### QUOTED TEXT
Panagiotis Liampas edited this page Sep 4, 2025 · 6 revisions

Arcturus Localization, Mapping, and Navigation Stack

The fundamental subsystems of our navigation stack are the localization, mapping, planning, and control nodes.

A lot of the components described here are based on the ROS2 TF (transform) tree, which can be used to edit and access the relative location between the robot's sensors and the robot's location in the world. We have made some slides you can refer to to learn more about the TF tree, as it's pretty essential in general.

Our localization subsystem, which is enabled by the GPS and Pixhawk and enhanced using SLAM (which also performs the mapping, described below), provides the map->base_link transform (in the TF tree), providing the robot's position in the global frame, and the odometry/gps topic (or odometry/tracked, which includes the SLAM position estimates), which is of type nav_msgs/Odometry and includes position and velocity estimates.

We construct a consistent map of the environment, estimating the position of the surrounding buoys, using the object_tracking_map node, which also performs SLAM. It subscribes to the obstacle_map/local topic, as well as the localization estimates (both position and velocity), and computes a global map of the buoys. The node publishes the obstacle_map/global topic, which is of type ObstacleMap, like the local map, but includes the global coordinates of the buoys, which should be consistent over time. This is a sparse map, and has a representation that's convenient when performing tasks that involve buoys or other small static objects in the competition course.

We also construct a different type of map, a grid map, that's essential when planning a trajectory from the robot's current position to a given waypoint without crashing onto obstacles. This map is given by the grid_map_generator node, which uses raw LiDAR clusters (filtered to have a clean and usable map) and the robot's estimated position publishes the respective /dynamic_map topic, of type nav_msgs/msg/OccupancyGrid.

The grid map is being used by the navigation_server node, which runs an action server with name follow_path, meaning that it accepts requests (with a goal of type FollowPath) to compute (using the A* algorithm) and follow a trajectory from the robot's position to a given goal point without crashing on any obstacles, and then sends waypoint (position and orientation) requests to be followed by the PID controller.

### LISTED RECORDS
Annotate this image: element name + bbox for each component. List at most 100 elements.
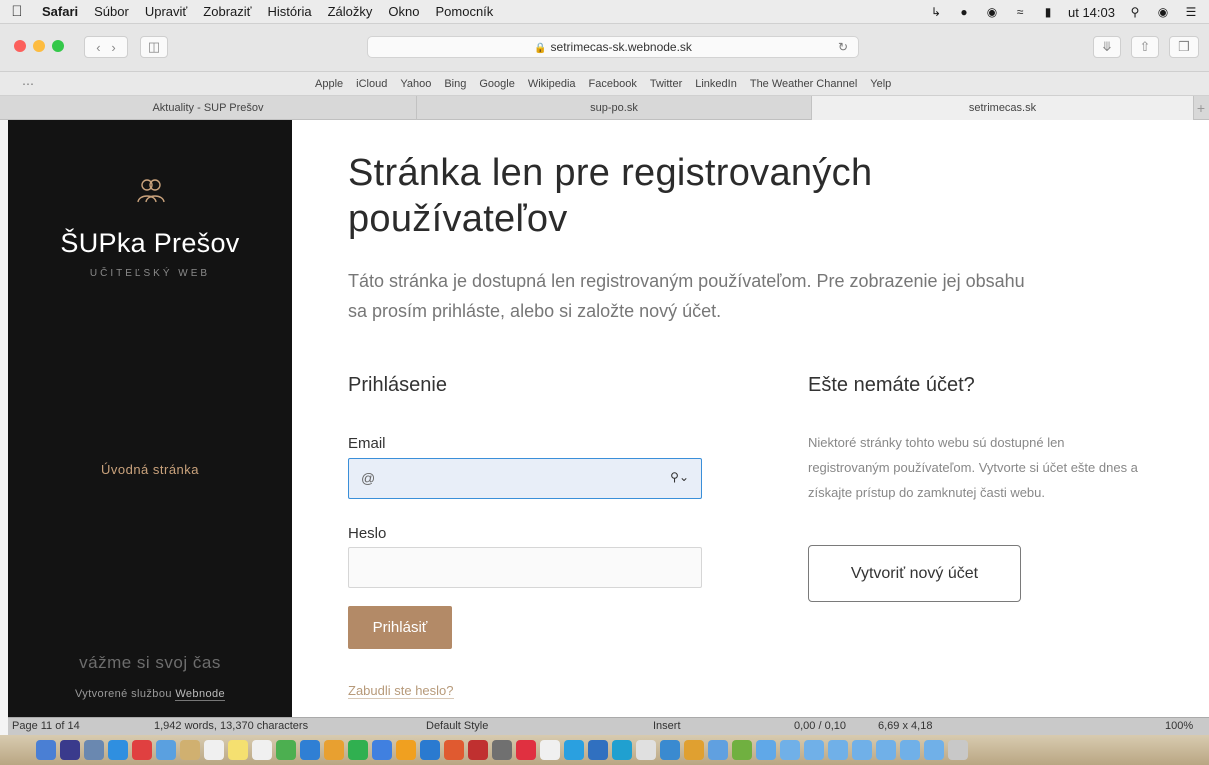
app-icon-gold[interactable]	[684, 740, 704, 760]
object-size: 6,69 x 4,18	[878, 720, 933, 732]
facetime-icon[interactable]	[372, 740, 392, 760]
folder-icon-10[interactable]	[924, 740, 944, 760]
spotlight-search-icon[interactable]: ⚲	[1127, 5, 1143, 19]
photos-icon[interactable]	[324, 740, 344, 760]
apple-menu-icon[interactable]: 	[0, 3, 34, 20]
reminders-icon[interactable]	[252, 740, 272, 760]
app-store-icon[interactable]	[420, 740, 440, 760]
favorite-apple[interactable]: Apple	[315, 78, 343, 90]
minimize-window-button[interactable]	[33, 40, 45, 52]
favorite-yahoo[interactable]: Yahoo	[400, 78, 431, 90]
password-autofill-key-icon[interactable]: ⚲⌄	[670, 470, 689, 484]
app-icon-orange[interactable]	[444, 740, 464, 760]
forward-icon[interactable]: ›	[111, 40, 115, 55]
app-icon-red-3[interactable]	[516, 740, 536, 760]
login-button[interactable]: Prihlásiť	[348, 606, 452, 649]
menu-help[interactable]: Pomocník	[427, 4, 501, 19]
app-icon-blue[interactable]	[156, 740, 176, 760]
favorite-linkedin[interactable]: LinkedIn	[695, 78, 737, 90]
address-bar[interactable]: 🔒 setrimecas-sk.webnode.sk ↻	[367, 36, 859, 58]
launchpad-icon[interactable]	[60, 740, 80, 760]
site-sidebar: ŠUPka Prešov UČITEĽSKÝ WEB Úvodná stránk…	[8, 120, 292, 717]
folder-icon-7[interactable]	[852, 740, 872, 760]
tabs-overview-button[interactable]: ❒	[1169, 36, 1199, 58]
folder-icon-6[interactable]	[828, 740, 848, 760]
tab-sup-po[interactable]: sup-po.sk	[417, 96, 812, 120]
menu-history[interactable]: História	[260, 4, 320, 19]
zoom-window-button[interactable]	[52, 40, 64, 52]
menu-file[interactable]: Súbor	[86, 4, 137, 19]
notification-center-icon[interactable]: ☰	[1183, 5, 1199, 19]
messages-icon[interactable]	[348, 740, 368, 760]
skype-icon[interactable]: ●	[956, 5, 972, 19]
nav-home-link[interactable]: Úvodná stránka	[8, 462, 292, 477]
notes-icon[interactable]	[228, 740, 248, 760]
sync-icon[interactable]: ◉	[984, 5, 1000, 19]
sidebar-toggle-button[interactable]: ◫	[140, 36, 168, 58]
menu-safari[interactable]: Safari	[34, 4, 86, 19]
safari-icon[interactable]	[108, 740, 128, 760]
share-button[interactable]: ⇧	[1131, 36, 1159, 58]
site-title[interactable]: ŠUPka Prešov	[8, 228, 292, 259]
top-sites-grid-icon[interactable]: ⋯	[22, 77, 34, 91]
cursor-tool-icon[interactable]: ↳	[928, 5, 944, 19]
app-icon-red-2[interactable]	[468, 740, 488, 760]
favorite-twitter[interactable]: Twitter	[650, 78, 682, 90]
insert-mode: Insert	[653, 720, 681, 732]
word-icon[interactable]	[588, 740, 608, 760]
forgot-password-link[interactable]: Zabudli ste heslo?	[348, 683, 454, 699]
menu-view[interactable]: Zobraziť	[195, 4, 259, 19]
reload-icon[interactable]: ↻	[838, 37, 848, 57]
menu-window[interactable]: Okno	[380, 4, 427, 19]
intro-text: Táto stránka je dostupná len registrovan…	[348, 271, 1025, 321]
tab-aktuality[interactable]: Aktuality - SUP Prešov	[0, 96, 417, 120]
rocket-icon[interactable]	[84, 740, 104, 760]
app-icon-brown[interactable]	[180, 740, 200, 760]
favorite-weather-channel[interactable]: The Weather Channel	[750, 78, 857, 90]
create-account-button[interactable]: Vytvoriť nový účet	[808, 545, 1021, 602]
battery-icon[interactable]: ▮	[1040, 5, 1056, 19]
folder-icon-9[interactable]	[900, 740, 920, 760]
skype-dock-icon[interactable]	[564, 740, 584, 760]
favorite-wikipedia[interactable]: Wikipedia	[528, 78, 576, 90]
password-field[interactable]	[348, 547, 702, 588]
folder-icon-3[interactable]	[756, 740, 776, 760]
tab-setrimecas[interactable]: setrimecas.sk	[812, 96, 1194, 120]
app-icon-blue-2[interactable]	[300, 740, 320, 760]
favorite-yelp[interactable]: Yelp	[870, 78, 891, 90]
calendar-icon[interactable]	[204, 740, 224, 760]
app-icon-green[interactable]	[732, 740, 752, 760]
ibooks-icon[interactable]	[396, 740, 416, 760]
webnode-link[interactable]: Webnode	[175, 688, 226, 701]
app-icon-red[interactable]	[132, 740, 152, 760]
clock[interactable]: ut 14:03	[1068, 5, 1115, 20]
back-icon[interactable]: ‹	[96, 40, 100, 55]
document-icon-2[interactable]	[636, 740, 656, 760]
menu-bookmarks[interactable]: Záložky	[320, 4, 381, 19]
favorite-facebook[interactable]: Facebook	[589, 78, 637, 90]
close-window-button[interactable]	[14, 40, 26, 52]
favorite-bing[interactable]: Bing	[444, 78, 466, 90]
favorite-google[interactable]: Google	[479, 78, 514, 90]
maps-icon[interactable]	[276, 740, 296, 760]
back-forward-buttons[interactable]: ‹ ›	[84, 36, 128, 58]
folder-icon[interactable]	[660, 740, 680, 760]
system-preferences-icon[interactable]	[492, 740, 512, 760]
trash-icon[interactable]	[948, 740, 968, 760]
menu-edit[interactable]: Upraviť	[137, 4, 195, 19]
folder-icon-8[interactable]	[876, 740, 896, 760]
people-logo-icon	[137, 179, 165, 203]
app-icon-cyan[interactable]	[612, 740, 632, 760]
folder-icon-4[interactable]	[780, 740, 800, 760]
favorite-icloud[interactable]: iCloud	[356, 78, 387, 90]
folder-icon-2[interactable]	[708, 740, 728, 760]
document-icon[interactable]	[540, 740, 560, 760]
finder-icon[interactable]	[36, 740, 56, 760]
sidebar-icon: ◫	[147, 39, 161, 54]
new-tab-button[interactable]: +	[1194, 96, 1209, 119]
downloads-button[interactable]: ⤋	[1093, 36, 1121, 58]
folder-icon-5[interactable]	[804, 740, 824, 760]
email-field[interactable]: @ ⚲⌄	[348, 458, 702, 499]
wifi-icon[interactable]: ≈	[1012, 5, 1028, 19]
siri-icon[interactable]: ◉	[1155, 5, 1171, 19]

### AIM 1
Return the navigation stack page's text from "A lot of the" to "essential in general.", copied word for word.
### AIM 2
According to the navigation stack page, why does the system build a grid map in addition to the buoy map? Answer in one to three sentences.
### AIM 3
Translate this sentence from the navigation stack page into Spanish: "The fundamental subsystems of our navigation stack are the localization, mapping, planning, and control nodes."

### FINAL ANSWER 1
A lot of the components described here are based on the ROS2 TF (transform) tree, which can be used to edit and access the relative location between the robot's sensors and the robot's location in the world. We have made some slides you can refer to to learn more about the TF tree, as it's pretty essential in general.

### FINAL ANSWER 2
The grid map is essential for planning a trajectory from the robot's current position to a given waypoint without crashing onto obstacles. The navigation_server node uses it to compute that trajectory with the A* algorithm and then follow it.

### FINAL ANSWER 3
Los subsistemas fundamentales de nuestra pila de navegación son los nodos de localización, mapeo, planificación y control.